[EXERCISE]:
Retype the lines of the material from the line with "rules-link[interactable]: 再生淬炼规则 [55,562,133,581]" to the line with "refine-button[interactable]: 淬炼 [203,624,343,680]", both included, with no changes.

[Bounding box annotations]:
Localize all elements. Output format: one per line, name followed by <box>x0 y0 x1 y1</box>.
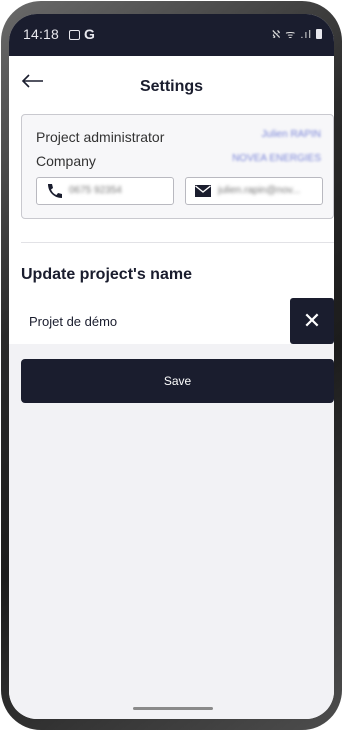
email-box[interactable]: julien.rapin@nov... <box>185 177 323 205</box>
project-info-card: Project administrator Julien RAPIN Compa… <box>21 114 334 219</box>
administrator-value[interactable]: Julien RAPIN <box>262 129 321 140</box>
phone-box[interactable]: 0675 92354 <box>36 177 174 205</box>
signal-wifi-icons: ℵ ᯤ .ıl <box>272 29 312 41</box>
home-indicator[interactable] <box>133 707 213 710</box>
clear-input-button[interactable]: ✕ <box>290 298 334 344</box>
phone-value: 0675 92354 <box>69 185 122 196</box>
gallery-icon <box>69 30 80 40</box>
company-label: Company <box>36 153 96 169</box>
status-right-icons: ℵ ᯤ .ıl <box>272 27 322 42</box>
section-divider <box>21 242 334 243</box>
save-button[interactable]: Save <box>21 359 334 403</box>
administrator-row: Project administrator Julien RAPIN <box>36 129 321 149</box>
rename-section-title: Update project's name <box>21 266 192 283</box>
email-value: julien.rapin@nov... <box>218 185 301 196</box>
company-row: Company NOVEA ENERGIES <box>36 153 321 173</box>
close-icon: ✕ <box>302 308 322 333</box>
status-left-icons: G <box>69 26 95 42</box>
phone-icon <box>48 184 62 198</box>
status-time: 14:18 <box>23 26 60 42</box>
page-title: Settings <box>139 78 204 95</box>
mail-icon <box>195 185 211 197</box>
administrator-label: Project administrator <box>36 129 165 145</box>
app-screen: 14:18 G ℵ ᯤ .ıl Settings Project adminis… <box>9 14 334 719</box>
google-icon: G <box>84 26 95 42</box>
project-name-input[interactable] <box>21 298 289 344</box>
phone-frame: 14:18 G ℵ ᯤ .ıl Settings Project adminis… <box>0 0 343 731</box>
battery-icon <box>316 29 322 39</box>
app-bar: Settings <box>9 56 334 112</box>
company-value[interactable]: NOVEA ENERGIES <box>232 153 321 164</box>
status-bar: 14:18 G ℵ ᯤ .ıl <box>9 14 334 56</box>
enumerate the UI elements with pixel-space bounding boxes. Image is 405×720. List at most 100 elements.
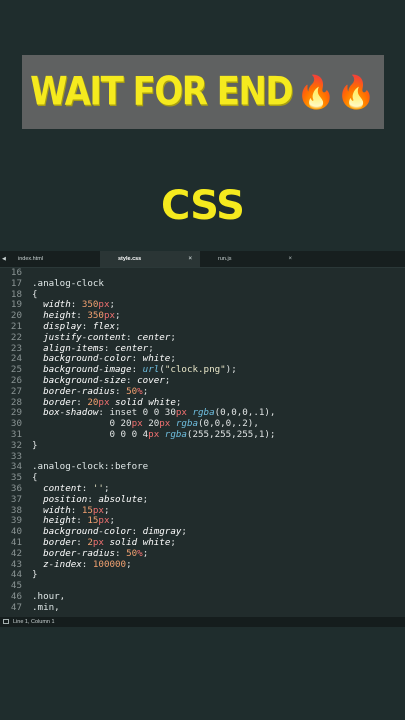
code-text: z-index: 100000; — [32, 558, 132, 571]
tab-label: index.html — [18, 256, 44, 262]
code-token: px — [92, 536, 104, 548]
banner-title: WAIT FOR END — [30, 69, 294, 115]
status-bar: Line 1, Column 1 — [0, 617, 405, 627]
code-token: background-image — [32, 364, 132, 376]
line-number: 37 — [10, 493, 22, 505]
code-token: box-shadow — [32, 407, 99, 419]
code-token: 20 — [142, 418, 160, 430]
code-token: ; — [103, 482, 110, 494]
css-heading: CSS — [161, 183, 245, 229]
panel-toggle-icon[interactable] — [3, 619, 9, 624]
code-token: 15 — [81, 504, 93, 516]
code-token: border-radius — [32, 547, 115, 559]
code-line: 17 .analog-clock — [0, 277, 405, 290]
code-token: z-index — [32, 558, 82, 570]
line-number: 27 — [10, 385, 22, 397]
code-token: ; — [148, 342, 154, 354]
code-token: url — [142, 364, 160, 376]
tab-index-html[interactable]: index.html — [0, 251, 100, 267]
code-line: 46 .hour, — [0, 590, 405, 603]
code-line: 34 .analog-clock::before — [0, 461, 405, 473]
code-token: background-size — [32, 374, 127, 386]
code-token: center — [115, 342, 149, 354]
code-token: 350 — [87, 310, 104, 322]
code-token: .analog-clock::before — [32, 461, 149, 473]
tab-style-css[interactable]: style.css × — [100, 251, 200, 267]
code-token: background-color — [32, 526, 132, 538]
code-token: inset 0 0 30 — [109, 407, 176, 419]
code-token: px — [98, 299, 110, 311]
line-number: 22 — [10, 331, 22, 343]
code-token: px — [103, 310, 116, 322]
code-text: .min, — [32, 601, 60, 614]
code-token: } — [32, 569, 38, 581]
code-token: : — [131, 526, 143, 538]
code-token: , — [59, 590, 66, 602]
code-line: 43 z-index: 100000; — [0, 558, 405, 571]
code-line: 44} — [0, 569, 405, 581]
code-token: height — [32, 310, 77, 322]
code-line: 47 .min, — [0, 601, 405, 614]
code-token: { — [32, 472, 38, 484]
code-token: .min — [32, 601, 55, 613]
code-token: ; — [115, 310, 121, 322]
code-token: : — [114, 547, 127, 559]
code-token: "clock.png" — [164, 364, 226, 376]
code-token: solid white — [109, 396, 176, 408]
line-number: 47 — [10, 601, 22, 613]
tab-label: style.css — [118, 256, 142, 262]
code-token: rgba — [186, 407, 215, 419]
tab-run-js[interactable]: run.js × — [200, 251, 300, 267]
code-token: solid white — [103, 536, 171, 548]
code-token: align-items — [32, 342, 104, 354]
code-token: 15 — [87, 515, 99, 527]
code-token: px — [175, 407, 187, 419]
code-token: ; — [142, 547, 149, 559]
code-text: } — [32, 439, 38, 452]
code-token: content — [32, 482, 82, 494]
code-token: (0,0,0,.1), — [214, 407, 276, 419]
code-token: absolute — [98, 493, 143, 505]
close-icon[interactable]: × — [288, 251, 292, 267]
code-token: ; — [142, 493, 149, 505]
code-area[interactable]: 16 17 .analog-clock 18{19 width: 350px; 20 h… — [0, 268, 405, 617]
code-text: 0 0 0 4px rgba(255,255,255,1); — [32, 428, 276, 441]
code-token: 350 — [81, 299, 99, 311]
code-token: : — [81, 558, 93, 570]
code-token: 0 0 0 4 — [32, 428, 149, 440]
code-token: border — [32, 536, 77, 548]
code-token: white — [142, 353, 171, 365]
tab-label: run.js — [218, 256, 232, 262]
line-number: 32 — [10, 439, 22, 451]
code-token: : — [76, 310, 88, 322]
code-token: (255,255,255,1); — [186, 428, 276, 440]
code-text: .analog-clock — [32, 277, 104, 290]
code-token: rgba — [170, 418, 199, 430]
code-token: display — [32, 320, 82, 332]
code-token: .analog-clock — [32, 277, 104, 289]
code-editor: ◀ index.html style.css × run.js × 16 17 .a… — [0, 251, 405, 627]
code-token: ; — [181, 526, 187, 538]
code-token: : — [103, 342, 115, 354]
line-number: 17 — [10, 277, 22, 289]
code-token: px — [98, 515, 110, 527]
code-token: height — [32, 515, 77, 527]
code-token: '' — [92, 482, 104, 494]
code-token: : — [131, 364, 143, 376]
code-token: 100000 — [92, 558, 127, 570]
code-token: (0,0,0,.2), — [198, 418, 259, 430]
code-token: px — [131, 418, 143, 430]
code-token: : — [126, 331, 138, 343]
code-token: ; — [103, 504, 110, 516]
code-token: border-radius — [32, 385, 115, 397]
code-line: 31 0 0 0 4px rgba(255,255,255,1); — [0, 428, 405, 441]
code-token: width — [32, 299, 71, 311]
code-token: } — [32, 439, 38, 451]
code-line: 32} — [0, 439, 405, 452]
code-token: 20 — [87, 396, 99, 408]
close-icon[interactable]: × — [188, 251, 192, 267]
code-token: : — [70, 504, 82, 516]
code-token: : — [98, 407, 110, 419]
code-token: : — [81, 482, 93, 494]
code-token: : — [76, 515, 88, 527]
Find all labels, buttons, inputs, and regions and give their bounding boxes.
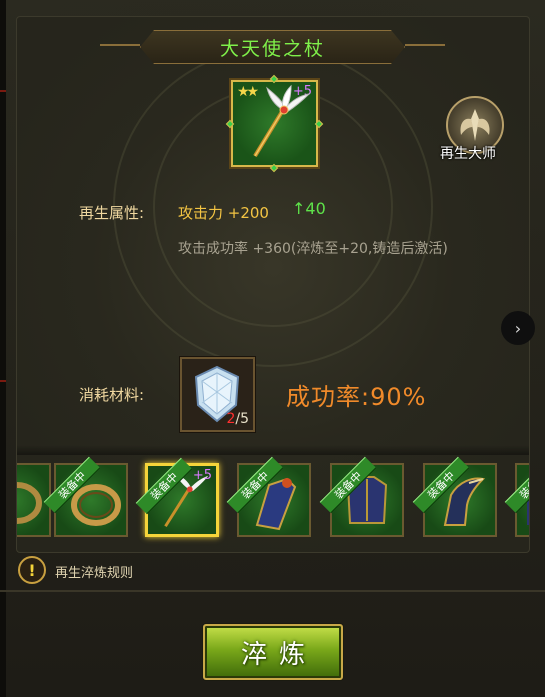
rules-link[interactable]: 再生淬炼规则 [55,562,133,581]
material-label: 消耗材料: [79,386,145,404]
divider [17,445,529,455]
equipment-slot[interactable]: 装备中 [226,456,311,537]
next-arrow-button[interactable]: › [501,311,535,345]
rebirth-master-label: 再生大师 [440,146,496,162]
attr-increase: ↑40 [292,199,326,218]
title-ornament-right [405,44,445,46]
title-ornament-left [100,44,140,46]
refine-button[interactable]: 淬炼 [203,624,343,680]
rebirth-attr-value: 攻击力 +200 [178,204,269,222]
equipment-slot[interactable]: 装备中 [319,456,404,537]
attr-increase-value: 40 [305,199,326,218]
main-item-slot[interactable]: ★★ +5 [229,78,320,169]
rebirth-attr-sub: 攻击成功率 +360(淬炼至+20,铸造后激活) [178,241,448,257]
up-arrow-icon: ↑ [292,199,306,218]
bottom-separator [0,590,545,592]
success-rate: 成功率:90% [286,383,427,411]
material-slot[interactable]: 2/5 [179,356,256,433]
equipment-slot[interactable]: 装备中 [504,456,529,537]
rebirth-attr-label: 再生属性: [79,204,145,222]
material-total: /5 [235,411,249,427]
equipment-slot-selected[interactable]: 装备中 +5 [135,457,219,537]
refine-panel: 大天使之杖 ★★ +5 再生大师 再生属性: 攻击力 +200 ↑40 攻击成功… [0,0,545,697]
warning-icon[interactable]: ! [18,556,46,584]
equipment-strip[interactable]: 装备中 装备中 +5 装备中 装备中 装备中 装备中 [17,455,529,550]
wings-emblem-icon [460,109,490,141]
staff-icon [253,84,311,158]
chevron-right-icon: › [514,318,522,338]
equipment-slot[interactable]: 装备中 [412,456,497,537]
enhance-level: +5 [192,468,212,483]
material-count: 2/5 [226,411,249,427]
equipment-slot[interactable]: 装备中 [43,456,128,537]
title-plate: 大天使之杖 [140,30,405,64]
item-title: 大天使之杖 [219,37,325,60]
left-edge [0,0,6,697]
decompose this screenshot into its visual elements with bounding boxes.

[RESPONSE TO THE EXERCISE]:
rules-link[interactable]: 再生淬炼规则 [55,562,133,581]
material-label: 消耗材料: [79,386,145,404]
divider [17,445,529,455]
equipment-slot[interactable]: 装备中 [226,456,311,537]
next-arrow-button[interactable]: › [501,311,535,345]
rebirth-master-label: 再生大师 [440,146,496,162]
attr-increase: ↑40 [292,199,326,218]
title-ornament-right [405,44,445,46]
title-ornament-left [100,44,140,46]
refine-button[interactable]: 淬炼 [203,624,343,680]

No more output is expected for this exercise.